__Given task__.
Below is the data. Give it again, complete and exact.

Stored data entries:
.....
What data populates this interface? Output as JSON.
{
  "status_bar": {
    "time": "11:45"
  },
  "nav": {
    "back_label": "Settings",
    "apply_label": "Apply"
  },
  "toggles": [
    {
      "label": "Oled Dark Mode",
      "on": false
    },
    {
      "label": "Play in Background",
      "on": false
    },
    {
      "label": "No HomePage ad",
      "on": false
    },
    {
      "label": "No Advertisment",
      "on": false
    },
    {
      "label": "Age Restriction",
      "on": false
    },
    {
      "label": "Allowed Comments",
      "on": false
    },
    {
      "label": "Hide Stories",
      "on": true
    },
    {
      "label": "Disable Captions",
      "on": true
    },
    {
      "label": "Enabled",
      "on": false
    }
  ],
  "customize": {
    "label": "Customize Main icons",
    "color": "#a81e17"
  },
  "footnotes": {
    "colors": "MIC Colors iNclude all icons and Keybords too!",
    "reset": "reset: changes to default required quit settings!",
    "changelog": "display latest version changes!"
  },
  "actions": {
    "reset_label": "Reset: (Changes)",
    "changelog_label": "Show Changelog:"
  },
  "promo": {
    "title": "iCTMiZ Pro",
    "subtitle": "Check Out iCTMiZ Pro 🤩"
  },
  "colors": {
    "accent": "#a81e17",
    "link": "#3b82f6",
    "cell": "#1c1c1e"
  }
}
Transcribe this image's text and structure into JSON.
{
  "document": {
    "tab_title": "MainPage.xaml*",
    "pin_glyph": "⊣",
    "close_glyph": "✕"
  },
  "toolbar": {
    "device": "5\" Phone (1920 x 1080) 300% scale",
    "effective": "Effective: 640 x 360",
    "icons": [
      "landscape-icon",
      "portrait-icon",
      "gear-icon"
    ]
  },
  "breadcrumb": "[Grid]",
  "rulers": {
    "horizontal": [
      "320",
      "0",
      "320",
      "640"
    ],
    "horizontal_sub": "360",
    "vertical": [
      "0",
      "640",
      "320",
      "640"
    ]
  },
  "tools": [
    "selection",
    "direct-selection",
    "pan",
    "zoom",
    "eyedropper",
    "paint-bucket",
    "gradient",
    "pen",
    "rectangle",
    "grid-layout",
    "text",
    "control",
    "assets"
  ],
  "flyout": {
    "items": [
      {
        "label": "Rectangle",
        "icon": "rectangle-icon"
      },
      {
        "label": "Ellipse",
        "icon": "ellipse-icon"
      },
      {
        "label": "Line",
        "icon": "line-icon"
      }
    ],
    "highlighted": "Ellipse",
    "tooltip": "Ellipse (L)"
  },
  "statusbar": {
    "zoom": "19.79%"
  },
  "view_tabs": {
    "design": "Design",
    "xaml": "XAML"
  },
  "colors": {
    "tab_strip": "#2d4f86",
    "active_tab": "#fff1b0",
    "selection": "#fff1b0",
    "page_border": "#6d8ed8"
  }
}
.....
__Exercise solution__.
What data populates this interface? Output as JSON.
{
  "status_bar": {
    "time": "11:45"
  },
  "nav": {
    "back_label": "Settings",
    "apply_label": "Apply"
  },
  "toggles": [
    {
      "label": "Oled Dark Mode",
      "on": false
    },
    {
      "label": "Play in Background",
      "on": false
    },
    {
      "label": "No HomePage ad",
      "on": false
    },
    {
      "label": "No Advertisment",
      "on": false
    },
    {
      "label": "Age Restriction",
      "on": false
    },
    {
      "label": "Allowed Comments",
      "on": false
    },
    {
      "label": "Hide Stories",
      "on": true
    },
    {
      "label": "Disable Captions",
      "on": true
    },
    {
      "label": "Enabled",
      "on": false
    }
  ],
  "customize": {
    "label": "Customize Main icons",
    "color": "#a81e17"
  },
  "footnotes": {
    "colors": "MIC Colors iNclude all icons and Keybords too!",
    "reset": "reset: changes to default required quit settings!",
    "changelog": "display latest version changes!"
  },
  "actions": {
    "reset_label": "Reset: (Changes)",
    "changelog_label": "Show Changelog:"
  },
  "promo": {
    "title": "iCTMiZ Pro",
    "subtitle": "Check Out iCTMiZ Pro 🤩"
  },
  "colors": {
    "accent": "#a81e17",
    "link": "#3b82f6",
    "cell": "#1c1c1e"
  }
}
Transcribe this image's text and structure into JSON.
{
  "document": {
    "tab_title": "MainPage.xaml*",
    "pin_glyph": "⊣",
    "close_glyph": "✕"
  },
  "toolbar": {
    "device": "5\" Phone (1920 x 1080) 300% scale",
    "effective": "Effective: 640 x 360",
    "icons": [
      "landscape-icon",
      "portrait-icon",
      "gear-icon"
    ]
  },
  "breadcrumb": "[Grid]",
  "rulers": {
    "horizontal": [
      "320",
      "0",
      "320",
      "640"
    ],
    "horizontal_sub": "360",
    "vertical": [
      "0",
      "640",
      "320",
      "640"
    ]
  },
  "tools": [
    "selection",
    "direct-selection",
    "pan",
    "zoom",
    "eyedropper",
    "paint-bucket",
    "gradient",
    "pen",
    "rectangle",
    "grid-layout",
    "text",
    "control",
    "assets"
  ],
  "flyout": {
    "items": [
      {
        "label": "Rectangle",
        "icon": "rectangle-icon"
      },
      {
        "label": "Ellipse",
        "icon": "ellipse-icon"
      },
      {
        "label": "Line",
        "icon": "line-icon"
      }
    ],
    "highlighted": "Ellipse",
    "tooltip": "Ellipse (L)"
  },
  "statusbar": {
    "zoom": "19.79%"
  },
  "view_tabs": {
    "design": "Design",
    "xaml": "XAML"
  },
  "colors": {
    "tab_strip": "#2d4f86",
    "active_tab": "#fff1b0",
    "selection": "#fff1b0",
    "page_border": "#6d8ed8"
  }
}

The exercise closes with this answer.